** begin Listed entries **

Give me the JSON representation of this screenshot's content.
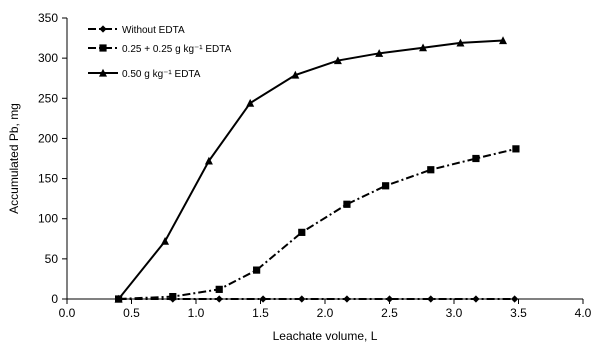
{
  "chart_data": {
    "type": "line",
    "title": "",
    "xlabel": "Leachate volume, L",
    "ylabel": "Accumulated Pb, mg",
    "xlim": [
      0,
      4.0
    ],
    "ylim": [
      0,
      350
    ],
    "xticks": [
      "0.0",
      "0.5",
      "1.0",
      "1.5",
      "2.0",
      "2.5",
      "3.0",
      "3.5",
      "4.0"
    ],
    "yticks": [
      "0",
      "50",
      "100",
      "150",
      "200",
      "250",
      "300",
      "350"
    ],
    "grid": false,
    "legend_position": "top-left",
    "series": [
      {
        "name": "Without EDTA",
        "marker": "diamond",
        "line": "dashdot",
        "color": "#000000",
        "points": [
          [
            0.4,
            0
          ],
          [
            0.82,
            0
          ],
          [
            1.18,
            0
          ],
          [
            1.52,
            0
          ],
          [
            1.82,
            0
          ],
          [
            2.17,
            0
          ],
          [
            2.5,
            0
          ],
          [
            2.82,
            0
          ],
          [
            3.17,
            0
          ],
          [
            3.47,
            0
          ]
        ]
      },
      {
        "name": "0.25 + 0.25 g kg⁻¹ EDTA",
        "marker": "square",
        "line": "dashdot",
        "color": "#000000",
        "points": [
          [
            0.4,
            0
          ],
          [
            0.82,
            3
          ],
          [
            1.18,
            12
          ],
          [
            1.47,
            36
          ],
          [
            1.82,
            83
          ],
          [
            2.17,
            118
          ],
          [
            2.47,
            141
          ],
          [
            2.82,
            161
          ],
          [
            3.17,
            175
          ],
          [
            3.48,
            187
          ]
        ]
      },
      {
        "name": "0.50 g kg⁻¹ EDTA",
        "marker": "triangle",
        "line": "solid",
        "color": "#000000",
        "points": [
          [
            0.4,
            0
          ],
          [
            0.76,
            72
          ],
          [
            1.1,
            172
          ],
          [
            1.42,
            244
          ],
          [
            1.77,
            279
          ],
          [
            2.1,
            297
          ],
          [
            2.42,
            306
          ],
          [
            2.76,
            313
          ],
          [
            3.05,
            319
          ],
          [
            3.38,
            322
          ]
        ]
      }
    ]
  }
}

** end Listed entries **
** begin Listed entries **

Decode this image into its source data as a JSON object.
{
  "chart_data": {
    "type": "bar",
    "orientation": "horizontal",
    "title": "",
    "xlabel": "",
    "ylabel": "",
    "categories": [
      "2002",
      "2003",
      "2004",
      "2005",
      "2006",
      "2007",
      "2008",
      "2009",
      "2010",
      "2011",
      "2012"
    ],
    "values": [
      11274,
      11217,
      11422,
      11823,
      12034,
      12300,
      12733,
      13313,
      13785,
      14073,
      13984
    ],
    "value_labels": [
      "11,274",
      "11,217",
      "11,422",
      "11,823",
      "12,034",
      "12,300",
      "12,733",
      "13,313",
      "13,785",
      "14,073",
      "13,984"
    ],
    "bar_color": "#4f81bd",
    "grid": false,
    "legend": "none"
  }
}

** end Listed entries **

What the exercise asks: Check each line of the data above for the string "this", then report how many lines have it, with no other words.

Written answer: 2